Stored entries
>>>>>

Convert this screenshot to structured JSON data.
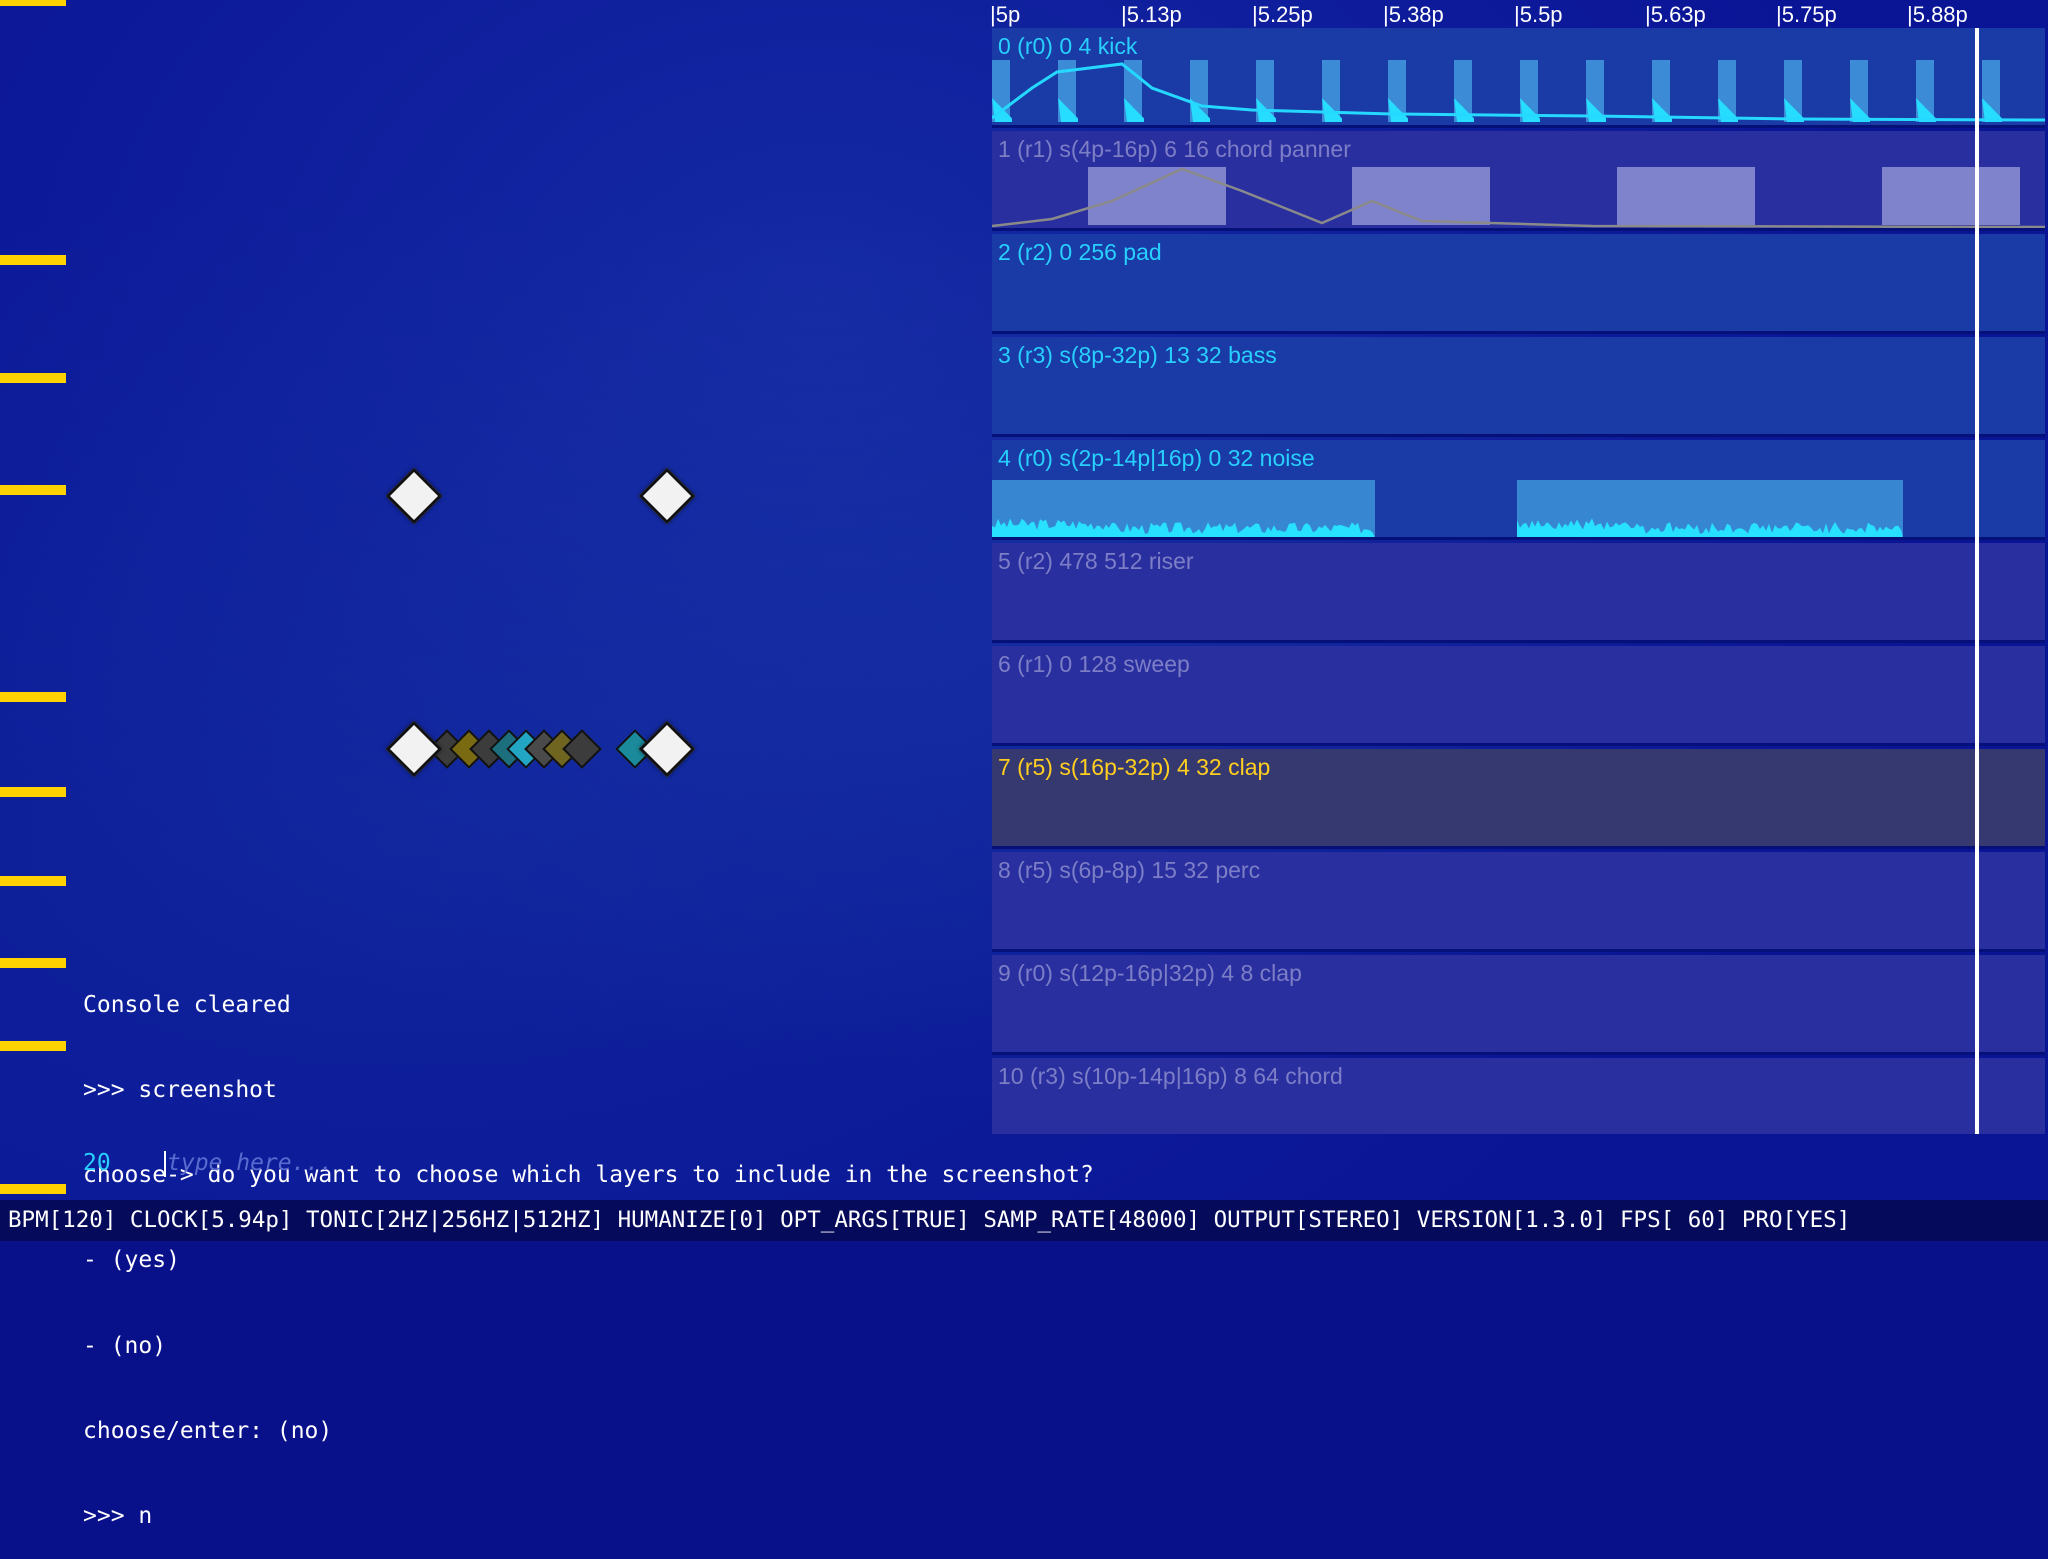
{
  "ruler": {
    "labels": [
      "|5p",
      "|5.13p",
      "|5.25p",
      "|5.38p",
      "|5.5p",
      "|5.63p",
      "|5.75p",
      "|5.88p"
    ]
  },
  "tracks": [
    {
      "label": "0 (r0) 0 4 kick",
      "state": "active"
    },
    {
      "label": "1 (r1) s(4p-16p) 6 16 chord panner",
      "state": "muted"
    },
    {
      "label": "2 (r2) 0 256 pad",
      "state": "active"
    },
    {
      "label": "3 (r3) s(8p-32p) 13 32 bass",
      "state": "active"
    },
    {
      "label": "4 (r0) s(2p-14p|16p) 0 32 noise",
      "state": "active"
    },
    {
      "label": "5 (r2) 478 512 riser",
      "state": "muted"
    },
    {
      "label": "6 (r1) 0 128 sweep",
      "state": "muted"
    },
    {
      "label": "7 (r5) s(16p-32p) 4 32 clap",
      "state": "selected"
    },
    {
      "label": "8 (r5) s(6p-8p) 15 32 perc",
      "state": "muted"
    },
    {
      "label": "9 (r0) s(12p-16p|32p) 4 8 clap",
      "state": "muted"
    },
    {
      "label": "10 (r3) s(10p-14p|16p) 8 64 chord",
      "state": "muted"
    }
  ],
  "console": {
    "lines": [
      "Console cleared",
      ">>> screenshot",
      "choose-> do you want to choose which layers to include in the screenshot?",
      "- (yes)",
      "- (no)",
      "choose/enter: (no)",
      ">>> n"
    ],
    "line_number": "20",
    "placeholder": "type here..."
  },
  "status": "BPM[120] CLOCK[5.94p] TONIC[2HZ|256HZ|512HZ] HUMANIZE[0] OPT_ARGS[TRUE] SAMP_RATE[48000] OUTPUT[STEREO] VERSION[1.3.0] FPS[ 60] PRO[YES]",
  "colors": {
    "background": "#0a1596",
    "active_label": "#27d0ff",
    "muted_label": "#7c7ec6",
    "selected_label": "#ffce1f",
    "tick": "#ffd200"
  }
}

<<<<<

REQUIREMENT
Strip out the images, then output the records above word for word.

ANSWER TO THE TASK
Convert this screenshot to structured JSON data.
{
  "ruler": {
    "labels": [
      "|5p",
      "|5.13p",
      "|5.25p",
      "|5.38p",
      "|5.5p",
      "|5.63p",
      "|5.75p",
      "|5.88p"
    ]
  },
  "tracks": [
    {
      "label": "0 (r0) 0 4 kick",
      "state": "active"
    },
    {
      "label": "1 (r1) s(4p-16p) 6 16 chord panner",
      "state": "muted"
    },
    {
      "label": "2 (r2) 0 256 pad",
      "state": "active"
    },
    {
      "label": "3 (r3) s(8p-32p) 13 32 bass",
      "state": "active"
    },
    {
      "label": "4 (r0) s(2p-14p|16p) 0 32 noise",
      "state": "active"
    },
    {
      "label": "5 (r2) 478 512 riser",
      "state": "muted"
    },
    {
      "label": "6 (r1) 0 128 sweep",
      "state": "muted"
    },
    {
      "label": "7 (r5) s(16p-32p) 4 32 clap",
      "state": "selected"
    },
    {
      "label": "8 (r5) s(6p-8p) 15 32 perc",
      "state": "muted"
    },
    {
      "label": "9 (r0) s(12p-16p|32p) 4 8 clap",
      "state": "muted"
    },
    {
      "label": "10 (r3) s(10p-14p|16p) 8 64 chord",
      "state": "muted"
    }
  ],
  "console": {
    "lines": [
      "Console cleared",
      ">>> screenshot",
      "choose-> do you want to choose which layers to include in the screenshot?",
      "- (yes)",
      "- (no)",
      "choose/enter: (no)",
      ">>> n"
    ],
    "line_number": "20",
    "placeholder": "type here..."
  },
  "status": "BPM[120] CLOCK[5.94p] TONIC[2HZ|256HZ|512HZ] HUMANIZE[0] OPT_ARGS[TRUE] SAMP_RATE[48000] OUTPUT[STEREO] VERSION[1.3.0] FPS[ 60] PRO[YES]",
  "colors": {
    "background": "#0a1596",
    "active_label": "#27d0ff",
    "muted_label": "#7c7ec6",
    "selected_label": "#ffce1f",
    "tick": "#ffd200"
  }
}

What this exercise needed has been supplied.